* **STATED GOAL**: Copy out every line of the data exactly.
##########
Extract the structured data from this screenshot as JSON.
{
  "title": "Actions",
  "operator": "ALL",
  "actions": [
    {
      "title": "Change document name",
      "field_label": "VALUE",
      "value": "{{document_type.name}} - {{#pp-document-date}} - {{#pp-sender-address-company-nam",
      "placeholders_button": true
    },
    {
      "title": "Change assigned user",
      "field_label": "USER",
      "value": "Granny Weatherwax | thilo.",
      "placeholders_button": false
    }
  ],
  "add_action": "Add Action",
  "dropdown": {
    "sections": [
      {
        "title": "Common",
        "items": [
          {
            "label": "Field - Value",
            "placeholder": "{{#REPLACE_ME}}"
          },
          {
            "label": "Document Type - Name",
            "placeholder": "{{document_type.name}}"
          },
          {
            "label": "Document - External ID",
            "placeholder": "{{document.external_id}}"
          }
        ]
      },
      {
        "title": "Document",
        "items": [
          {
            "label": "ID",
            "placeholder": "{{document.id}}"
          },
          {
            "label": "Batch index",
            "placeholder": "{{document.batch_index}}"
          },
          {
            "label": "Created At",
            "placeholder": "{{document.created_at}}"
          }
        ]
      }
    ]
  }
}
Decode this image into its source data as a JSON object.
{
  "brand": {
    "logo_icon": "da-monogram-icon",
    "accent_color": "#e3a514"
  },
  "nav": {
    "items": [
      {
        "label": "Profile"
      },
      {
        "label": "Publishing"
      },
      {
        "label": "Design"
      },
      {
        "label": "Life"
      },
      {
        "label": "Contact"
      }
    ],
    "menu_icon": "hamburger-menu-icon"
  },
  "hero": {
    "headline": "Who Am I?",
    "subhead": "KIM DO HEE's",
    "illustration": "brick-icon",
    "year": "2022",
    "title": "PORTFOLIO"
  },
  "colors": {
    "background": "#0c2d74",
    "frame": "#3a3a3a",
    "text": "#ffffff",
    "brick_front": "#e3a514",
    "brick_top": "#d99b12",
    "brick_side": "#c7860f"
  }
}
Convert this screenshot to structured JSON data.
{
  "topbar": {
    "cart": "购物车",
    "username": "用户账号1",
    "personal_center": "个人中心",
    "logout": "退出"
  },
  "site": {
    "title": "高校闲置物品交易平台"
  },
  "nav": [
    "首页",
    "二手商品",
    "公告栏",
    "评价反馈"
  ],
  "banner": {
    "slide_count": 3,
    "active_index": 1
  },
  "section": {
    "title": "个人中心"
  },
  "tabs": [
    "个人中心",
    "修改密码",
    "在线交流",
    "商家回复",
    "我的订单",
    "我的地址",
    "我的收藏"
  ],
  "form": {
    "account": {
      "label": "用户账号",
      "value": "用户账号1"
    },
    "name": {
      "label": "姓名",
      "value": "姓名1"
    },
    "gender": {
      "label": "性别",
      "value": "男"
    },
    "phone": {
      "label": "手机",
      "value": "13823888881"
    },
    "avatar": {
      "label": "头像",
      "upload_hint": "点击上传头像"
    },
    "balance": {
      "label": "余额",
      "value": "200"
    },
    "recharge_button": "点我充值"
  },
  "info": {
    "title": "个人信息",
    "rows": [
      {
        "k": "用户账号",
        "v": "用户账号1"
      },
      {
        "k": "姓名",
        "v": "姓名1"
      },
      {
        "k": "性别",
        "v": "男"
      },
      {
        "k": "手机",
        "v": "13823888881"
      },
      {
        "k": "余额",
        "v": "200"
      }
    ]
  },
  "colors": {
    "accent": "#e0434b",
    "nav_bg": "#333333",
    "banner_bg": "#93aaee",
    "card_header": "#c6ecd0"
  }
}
##########
* **WRITTEN ANSWER**:
Extract the structured data from this screenshot as JSON.
{
  "title": "Actions",
  "operator": "ALL",
  "actions": [
    {
      "title": "Change document name",
      "field_label": "VALUE",
      "value": "{{document_type.name}} - {{#pp-document-date}} - {{#pp-sender-address-company-nam",
      "placeholders_button": true
    },
    {
      "title": "Change assigned user",
      "field_label": "USER",
      "value": "Granny Weatherwax | thilo.",
      "placeholders_button": false
    }
  ],
  "add_action": "Add Action",
  "dropdown": {
    "sections": [
      {
        "title": "Common",
        "items": [
          {
            "label": "Field - Value",
            "placeholder": "{{#REPLACE_ME}}"
          },
          {
            "label": "Document Type - Name",
            "placeholder": "{{document_type.name}}"
          },
          {
            "label": "Document - External ID",
            "placeholder": "{{document.external_id}}"
          }
        ]
      },
      {
        "title": "Document",
        "items": [
          {
            "label": "ID",
            "placeholder": "{{document.id}}"
          },
          {
            "label": "Batch index",
            "placeholder": "{{document.batch_index}}"
          },
          {
            "label": "Created At",
            "placeholder": "{{document.created_at}}"
          }
        ]
      }
    ]
  }
}
Decode this image into its source data as a JSON object.
{
  "brand": {
    "logo_icon": "da-monogram-icon",
    "accent_color": "#e3a514"
  },
  "nav": {
    "items": [
      {
        "label": "Profile"
      },
      {
        "label": "Publishing"
      },
      {
        "label": "Design"
      },
      {
        "label": "Life"
      },
      {
        "label": "Contact"
      }
    ],
    "menu_icon": "hamburger-menu-icon"
  },
  "hero": {
    "headline": "Who Am I?",
    "subhead": "KIM DO HEE's",
    "illustration": "brick-icon",
    "year": "2022",
    "title": "PORTFOLIO"
  },
  "colors": {
    "background": "#0c2d74",
    "frame": "#3a3a3a",
    "text": "#ffffff",
    "brick_front": "#e3a514",
    "brick_top": "#d99b12",
    "brick_side": "#c7860f"
  }
}
Convert this screenshot to structured JSON data.
{
  "topbar": {
    "cart": "购物车",
    "username": "用户账号1",
    "personal_center": "个人中心",
    "logout": "退出"
  },
  "site": {
    "title": "高校闲置物品交易平台"
  },
  "nav": [
    "首页",
    "二手商品",
    "公告栏",
    "评价反馈"
  ],
  "banner": {
    "slide_count": 3,
    "active_index": 1
  },
  "section": {
    "title": "个人中心"
  },
  "tabs": [
    "个人中心",
    "修改密码",
    "在线交流",
    "商家回复",
    "我的订单",
    "我的地址",
    "我的收藏"
  ],
  "form": {
    "account": {
      "label": "用户账号",
      "value": "用户账号1"
    },
    "name": {
      "label": "姓名",
      "value": "姓名1"
    },
    "gender": {
      "label": "性别",
      "value": "男"
    },
    "phone": {
      "label": "手机",
      "value": "13823888881"
    },
    "avatar": {
      "label": "头像",
      "upload_hint": "点击上传头像"
    },
    "balance": {
      "label": "余额",
      "value": "200"
    },
    "recharge_button": "点我充值"
  },
  "info": {
    "title": "个人信息",
    "rows": [
      {
        "k": "用户账号",
        "v": "用户账号1"
      },
      {
        "k": "姓名",
        "v": "姓名1"
      },
      {
        "k": "性别",
        "v": "男"
      },
      {
        "k": "手机",
        "v": "13823888881"
      },
      {
        "k": "余额",
        "v": "200"
      }
    ]
  },
  "colors": {
    "accent": "#e0434b",
    "nav_bg": "#333333",
    "banner_bg": "#93aaee",
    "card_header": "#c6ecd0"
  }
}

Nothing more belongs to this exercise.